> [DESCRIPTION OF THE TASK] Repeat only the lines from the one holding "Read all visible content and emit it as JSON." down to the last line of the listing below, including both of those lines.

> [SUPPLIED DATA]
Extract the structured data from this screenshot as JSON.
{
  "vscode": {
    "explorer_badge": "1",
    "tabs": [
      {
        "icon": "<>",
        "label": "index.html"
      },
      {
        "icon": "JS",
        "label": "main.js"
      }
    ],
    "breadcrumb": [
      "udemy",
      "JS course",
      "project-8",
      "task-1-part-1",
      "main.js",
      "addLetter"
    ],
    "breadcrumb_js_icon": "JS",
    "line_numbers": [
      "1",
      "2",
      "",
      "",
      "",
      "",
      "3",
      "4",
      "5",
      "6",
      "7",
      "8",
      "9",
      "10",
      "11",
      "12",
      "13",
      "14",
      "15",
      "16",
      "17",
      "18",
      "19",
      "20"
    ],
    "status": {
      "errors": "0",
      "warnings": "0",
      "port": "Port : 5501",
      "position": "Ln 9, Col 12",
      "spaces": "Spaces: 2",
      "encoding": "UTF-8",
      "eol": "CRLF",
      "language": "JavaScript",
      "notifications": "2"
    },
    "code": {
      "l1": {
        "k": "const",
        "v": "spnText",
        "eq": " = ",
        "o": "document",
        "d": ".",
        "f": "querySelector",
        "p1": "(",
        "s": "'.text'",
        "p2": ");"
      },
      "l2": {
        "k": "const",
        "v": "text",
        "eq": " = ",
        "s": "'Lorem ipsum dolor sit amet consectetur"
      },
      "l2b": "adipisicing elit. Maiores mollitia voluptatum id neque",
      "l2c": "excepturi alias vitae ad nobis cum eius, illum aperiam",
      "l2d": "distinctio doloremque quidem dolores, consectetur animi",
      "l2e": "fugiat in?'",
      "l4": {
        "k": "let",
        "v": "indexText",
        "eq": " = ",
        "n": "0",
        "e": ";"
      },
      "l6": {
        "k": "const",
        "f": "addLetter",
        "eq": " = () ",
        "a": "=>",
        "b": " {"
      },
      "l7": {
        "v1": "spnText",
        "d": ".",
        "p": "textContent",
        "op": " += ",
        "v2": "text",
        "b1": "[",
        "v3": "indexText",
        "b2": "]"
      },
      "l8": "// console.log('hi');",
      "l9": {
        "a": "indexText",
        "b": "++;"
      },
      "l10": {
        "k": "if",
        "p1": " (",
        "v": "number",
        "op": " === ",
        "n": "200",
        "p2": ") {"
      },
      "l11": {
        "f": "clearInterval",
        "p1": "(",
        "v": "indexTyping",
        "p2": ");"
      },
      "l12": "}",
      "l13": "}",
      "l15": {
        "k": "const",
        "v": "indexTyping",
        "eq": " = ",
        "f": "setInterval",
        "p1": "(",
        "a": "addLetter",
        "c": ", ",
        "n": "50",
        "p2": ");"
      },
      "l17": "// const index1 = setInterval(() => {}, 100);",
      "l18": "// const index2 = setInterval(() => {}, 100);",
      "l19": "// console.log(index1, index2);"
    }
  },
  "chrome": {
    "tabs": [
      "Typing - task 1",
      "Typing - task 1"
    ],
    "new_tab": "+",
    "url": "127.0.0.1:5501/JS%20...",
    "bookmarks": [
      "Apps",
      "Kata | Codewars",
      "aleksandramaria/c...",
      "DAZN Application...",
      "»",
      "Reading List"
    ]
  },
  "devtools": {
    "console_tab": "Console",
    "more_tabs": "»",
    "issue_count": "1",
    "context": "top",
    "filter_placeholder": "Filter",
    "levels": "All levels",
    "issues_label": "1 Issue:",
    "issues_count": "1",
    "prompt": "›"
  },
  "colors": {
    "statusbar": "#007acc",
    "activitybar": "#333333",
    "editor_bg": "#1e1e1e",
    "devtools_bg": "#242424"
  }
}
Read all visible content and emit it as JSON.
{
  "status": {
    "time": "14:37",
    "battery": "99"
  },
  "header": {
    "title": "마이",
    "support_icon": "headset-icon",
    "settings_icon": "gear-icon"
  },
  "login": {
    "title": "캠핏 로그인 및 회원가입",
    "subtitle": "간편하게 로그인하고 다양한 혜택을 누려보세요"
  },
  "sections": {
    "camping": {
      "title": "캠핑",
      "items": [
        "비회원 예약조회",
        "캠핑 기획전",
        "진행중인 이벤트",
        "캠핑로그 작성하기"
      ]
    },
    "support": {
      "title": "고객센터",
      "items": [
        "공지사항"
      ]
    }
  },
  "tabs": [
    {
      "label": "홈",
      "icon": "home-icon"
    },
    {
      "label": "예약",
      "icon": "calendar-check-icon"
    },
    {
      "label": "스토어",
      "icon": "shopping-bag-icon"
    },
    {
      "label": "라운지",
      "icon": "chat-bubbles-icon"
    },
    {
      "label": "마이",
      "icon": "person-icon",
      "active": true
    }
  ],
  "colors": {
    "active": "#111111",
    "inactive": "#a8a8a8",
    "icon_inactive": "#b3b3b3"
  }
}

> [ANSWER TO THE TASK]
Read all visible content and emit it as JSON.
{
  "status": {
    "time": "14:37",
    "battery": "99"
  },
  "header": {
    "title": "마이",
    "support_icon": "headset-icon",
    "settings_icon": "gear-icon"
  },
  "login": {
    "title": "캠핏 로그인 및 회원가입",
    "subtitle": "간편하게 로그인하고 다양한 혜택을 누려보세요"
  },
  "sections": {
    "camping": {
      "title": "캠핑",
      "items": [
        "비회원 예약조회",
        "캠핑 기획전",
        "진행중인 이벤트",
        "캠핑로그 작성하기"
      ]
    },
    "support": {
      "title": "고객센터",
      "items": [
        "공지사항"
      ]
    }
  },
  "tabs": [
    {
      "label": "홈",
      "icon": "home-icon"
    },
    {
      "label": "예약",
      "icon": "calendar-check-icon"
    },
    {
      "label": "스토어",
      "icon": "shopping-bag-icon"
    },
    {
      "label": "라운지",
      "icon": "chat-bubbles-icon"
    },
    {
      "label": "마이",
      "icon": "person-icon",
      "active": true
    }
  ],
  "colors": {
    "active": "#111111",
    "inactive": "#a8a8a8",
    "icon_inactive": "#b3b3b3"
  }
}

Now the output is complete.